- **EXTRACTED TEXT**
After the fall of the Soviet Union, the independent Ukrainian country underwent tremendous stress when it shifted from a centrally planned economy to a free market system. Still, those changes were led not by true reformers but by postcommunist oligarchy from among the Communist Party of Ukraine and KGB functionaries. They deftly controlled the privatization process for the purpose of their own enrichment during the 1990s. Consequently, unemployment and the number of impoverished and homeless people in Ukraine have increased. The crime rate and the prison population grew until 2001. Changes in the penal policy of the Ukrainian government started after the pontifical visit of Pope John Paul II to Ukraine. Overcrowding in prisons has been stopped, and the next 8 years will see the prison population continue to decline.

In 2010–2011, the number of remand prisoners increased sharply, reaching 45,000. Beginning in July 2012, the prison population fell from 154,000 to 79,750 before the 2014 Russian military intervention in Ukraine. As a matter of fact, the Donbas has 20% of all prisons functioning in Ukraine. As a legacy of the Soviet period, the Donetsk and Lugansk regions have 20 and 16 prison facilities, respectively, three or even four times more than any other region in Ukraine. Convicts were released without any government programs for rehabilitation, destabilizing these regions.

During the Russo-Ukrainian War, in 2014, hundreds of convicts from prisons in Donbas were armed by pro-Russian militants. Other prisoners have been used as slave laborers.

Prison reform in Ukraine goes on.

Prison system of Ukraine

The legal bases for the organization and activity of the prison system of Ukraine are laid down in the law "On the State Criminal-executive Service of Ukraine" (July 20, 2005). The law sets the service's structure: the executive authority (the State Criminal-executive Service of Ukraine under the Ministry of Justice); the six regional bodies; and local penitentiary facilities, pre-trial prisons, and the probation system.

Ukraine's prison system was the responsibility of the Ministry of Internal Affairs until 1998, when it became part of the newly-created State Penal Department. In December 2010, it was reorganized as the State Penitentiary Service of Ukraine, directed by the Ministry of Justice, with responsibility for all criminals within the prison system.  there were 177 penal institutions in Ukraine: 31 pre-trial detention prisons, 139 penal facilities, and six juvenile institutions, with 73,431 inmates, representing 162 prisoners per 100,000 people, a decrease from 347 per 100,000 people in July 2011. Approximately one-sixth of the prisoners are on remand, and 87,581 have non-custodial sentences. In February 2000, Ukraine abolished the death penalty, which had been abandoned since March 1997.

In March 2014, the Criminal Executive Service of Ukraine lost control of four prisons when Russia occupied and annexed Crimea. The functioning of 29 prisons in the militant-controlled areas of Donbas deteriorated after the 2014 Russian military intervention in Ukraine, with a lack of food and water affecting 16,200 inmates. In October 2014, insurgents agreed on a safe route for the evacuation of women from a destroyed prison in the Lugansk region. On May 18, 2016, the Ministry of Justice of Ukraine abolished the State Penitentiary Service of Ukraine and took over responsibility for Ukraine's prisons.

- **EXTRACTED DATA**
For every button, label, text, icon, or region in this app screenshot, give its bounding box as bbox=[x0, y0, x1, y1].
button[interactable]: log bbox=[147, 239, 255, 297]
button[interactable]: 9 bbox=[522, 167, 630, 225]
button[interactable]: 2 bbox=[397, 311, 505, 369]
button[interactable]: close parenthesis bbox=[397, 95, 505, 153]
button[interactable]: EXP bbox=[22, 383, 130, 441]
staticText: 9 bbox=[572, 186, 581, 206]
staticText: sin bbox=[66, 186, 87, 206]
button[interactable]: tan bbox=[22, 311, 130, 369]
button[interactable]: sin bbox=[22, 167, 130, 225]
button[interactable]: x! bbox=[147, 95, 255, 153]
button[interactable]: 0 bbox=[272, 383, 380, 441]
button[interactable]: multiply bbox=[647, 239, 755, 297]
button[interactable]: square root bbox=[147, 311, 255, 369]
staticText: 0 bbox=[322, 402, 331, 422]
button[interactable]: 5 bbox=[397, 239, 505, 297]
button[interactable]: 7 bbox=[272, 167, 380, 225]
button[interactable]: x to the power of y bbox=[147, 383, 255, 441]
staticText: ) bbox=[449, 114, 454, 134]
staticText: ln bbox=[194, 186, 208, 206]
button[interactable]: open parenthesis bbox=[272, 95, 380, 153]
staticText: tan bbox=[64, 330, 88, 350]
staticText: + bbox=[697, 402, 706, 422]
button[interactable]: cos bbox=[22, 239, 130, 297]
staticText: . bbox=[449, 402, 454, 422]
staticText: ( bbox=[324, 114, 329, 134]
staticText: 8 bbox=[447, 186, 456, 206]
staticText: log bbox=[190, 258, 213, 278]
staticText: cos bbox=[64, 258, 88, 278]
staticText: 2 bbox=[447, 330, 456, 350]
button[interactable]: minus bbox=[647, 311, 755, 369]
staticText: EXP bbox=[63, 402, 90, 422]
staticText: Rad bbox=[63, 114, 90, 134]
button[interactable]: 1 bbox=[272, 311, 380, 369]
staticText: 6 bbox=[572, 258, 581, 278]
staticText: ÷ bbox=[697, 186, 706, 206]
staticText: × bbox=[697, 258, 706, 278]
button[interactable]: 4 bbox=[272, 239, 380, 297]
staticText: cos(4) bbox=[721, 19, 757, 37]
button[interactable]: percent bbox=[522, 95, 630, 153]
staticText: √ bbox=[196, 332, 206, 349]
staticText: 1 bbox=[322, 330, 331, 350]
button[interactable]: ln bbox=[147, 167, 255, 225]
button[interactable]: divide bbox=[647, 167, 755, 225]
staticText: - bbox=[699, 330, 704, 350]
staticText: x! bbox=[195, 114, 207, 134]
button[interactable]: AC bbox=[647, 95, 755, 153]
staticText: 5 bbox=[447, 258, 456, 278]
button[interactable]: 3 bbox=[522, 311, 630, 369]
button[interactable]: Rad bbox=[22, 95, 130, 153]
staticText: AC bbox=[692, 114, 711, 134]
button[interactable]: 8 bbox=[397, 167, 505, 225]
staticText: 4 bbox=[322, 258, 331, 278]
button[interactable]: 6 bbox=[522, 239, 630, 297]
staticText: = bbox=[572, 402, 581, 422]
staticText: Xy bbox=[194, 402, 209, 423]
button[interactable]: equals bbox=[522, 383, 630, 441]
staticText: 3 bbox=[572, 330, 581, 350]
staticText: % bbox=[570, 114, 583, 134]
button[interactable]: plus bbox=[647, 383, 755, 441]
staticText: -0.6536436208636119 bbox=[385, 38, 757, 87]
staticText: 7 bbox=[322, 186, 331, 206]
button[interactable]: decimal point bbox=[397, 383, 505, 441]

- **TASK INSTRUCTIONS**
a - From the text on Ukraine's prisons, reproduce everything from "After the fall" down to "continue to decline.".
b - Using the text on Ukraine's prisons, say whether each statement agrees with it, answering yes or no and quoting the deciding words: (i) Ukraine abolished the death penalty in February 2000. (ii) The Ministry of Internal Affairs was responsible for the prison system until 2005. (iii) Ukraine's Criminal Executive Service lost control of four prisons when Russia annexed Crimea.

- **EXPECTED RESPONSES**
a -
After the fall of the Soviet Union, the independent Ukrainian country underwent tremendous stress when it shifted from a centrally planned economy to a free market system. Still, those changes were led not by true reformers but by postcommunist oligarchy from among the Communist Party of Ukraine and KGB functionaries. They deftly controlled the privatization process for the purpose of their own enrichment during the 1990s. Consequently, unemployment and the number of impoverished and homeless people in Ukraine have increased. The crime rate and the prison population grew until 2001. Changes in the penal policy of the Ukrainian government started after the pontifical visit of Pope John Paul II to Ukraine. Overcrowding in prisons has been stopped, and the next 8 years will see the prison population continue to decline.

b -
(i) Yes: "In February 2000, Ukraine abolished the death penalty"
(ii) No: "was the responsibility of the Ministry of Internal Affairs until 1998"
(iii) Yes: "the Criminal Executive Service of Ukraine lost control of four prisons when Russia occupied and annexed Crimea"